▸ STATED EXERCISE
Please reproduce every record, keeping each one exactly as written.
## start SOURCE DATA
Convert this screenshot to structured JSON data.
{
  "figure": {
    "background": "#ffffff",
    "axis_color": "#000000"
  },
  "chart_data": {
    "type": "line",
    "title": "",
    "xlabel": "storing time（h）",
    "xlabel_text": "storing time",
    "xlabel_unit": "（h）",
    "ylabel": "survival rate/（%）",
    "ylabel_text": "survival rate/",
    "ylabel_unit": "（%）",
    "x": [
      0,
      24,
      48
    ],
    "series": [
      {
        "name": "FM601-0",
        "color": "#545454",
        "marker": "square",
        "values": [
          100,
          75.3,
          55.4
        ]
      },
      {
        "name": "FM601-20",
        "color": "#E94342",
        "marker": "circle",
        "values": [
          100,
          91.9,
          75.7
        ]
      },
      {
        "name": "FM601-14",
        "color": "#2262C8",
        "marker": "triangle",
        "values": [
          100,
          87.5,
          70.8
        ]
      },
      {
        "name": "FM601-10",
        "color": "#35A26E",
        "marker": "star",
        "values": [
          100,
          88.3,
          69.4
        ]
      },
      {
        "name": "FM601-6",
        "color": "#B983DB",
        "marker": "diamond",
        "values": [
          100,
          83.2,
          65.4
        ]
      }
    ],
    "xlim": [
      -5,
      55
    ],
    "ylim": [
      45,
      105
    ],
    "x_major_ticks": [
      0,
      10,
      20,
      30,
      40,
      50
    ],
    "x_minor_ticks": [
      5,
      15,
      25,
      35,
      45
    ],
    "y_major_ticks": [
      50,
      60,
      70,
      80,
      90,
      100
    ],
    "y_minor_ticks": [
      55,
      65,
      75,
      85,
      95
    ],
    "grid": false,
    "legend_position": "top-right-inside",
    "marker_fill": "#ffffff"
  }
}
## end SOURCE DATA
▸ OUTPUT FOR THIS EXERCISE
Convert this screenshot to structured JSON data.
{
  "figure": {
    "background": "#ffffff",
    "axis_color": "#000000"
  },
  "chart_data": {
    "type": "line",
    "title": "",
    "xlabel": "storing time（h）",
    "xlabel_text": "storing time",
    "xlabel_unit": "（h）",
    "ylabel": "survival rate/（%）",
    "ylabel_text": "survival rate/",
    "ylabel_unit": "（%）",
    "x": [
      0,
      24,
      48
    ],
    "series": [
      {
        "name": "FM601-0",
        "color": "#545454",
        "marker": "square",
        "values": [
          100,
          75.3,
          55.4
        ]
      },
      {
        "name": "FM601-20",
        "color": "#E94342",
        "marker": "circle",
        "values": [
          100,
          91.9,
          75.7
        ]
      },
      {
        "name": "FM601-14",
        "color": "#2262C8",
        "marker": "triangle",
        "values": [
          100,
          87.5,
          70.8
        ]
      },
      {
        "name": "FM601-10",
        "color": "#35A26E",
        "marker": "star",
        "values": [
          100,
          88.3,
          69.4
        ]
      },
      {
        "name": "FM601-6",
        "color": "#B983DB",
        "marker": "diamond",
        "values": [
          100,
          83.2,
          65.4
        ]
      }
    ],
    "xlim": [
      -5,
      55
    ],
    "ylim": [
      45,
      105
    ],
    "x_major_ticks": [
      0,
      10,
      20,
      30,
      40,
      50
    ],
    "x_minor_ticks": [
      5,
      15,
      25,
      35,
      45
    ],
    "y_major_ticks": [
      50,
      60,
      70,
      80,
      90,
      100
    ],
    "y_minor_ticks": [
      55,
      65,
      75,
      85,
      95
    ],
    "grid": false,
    "legend_position": "top-right-inside",
    "marker_fill": "#ffffff"
  }
}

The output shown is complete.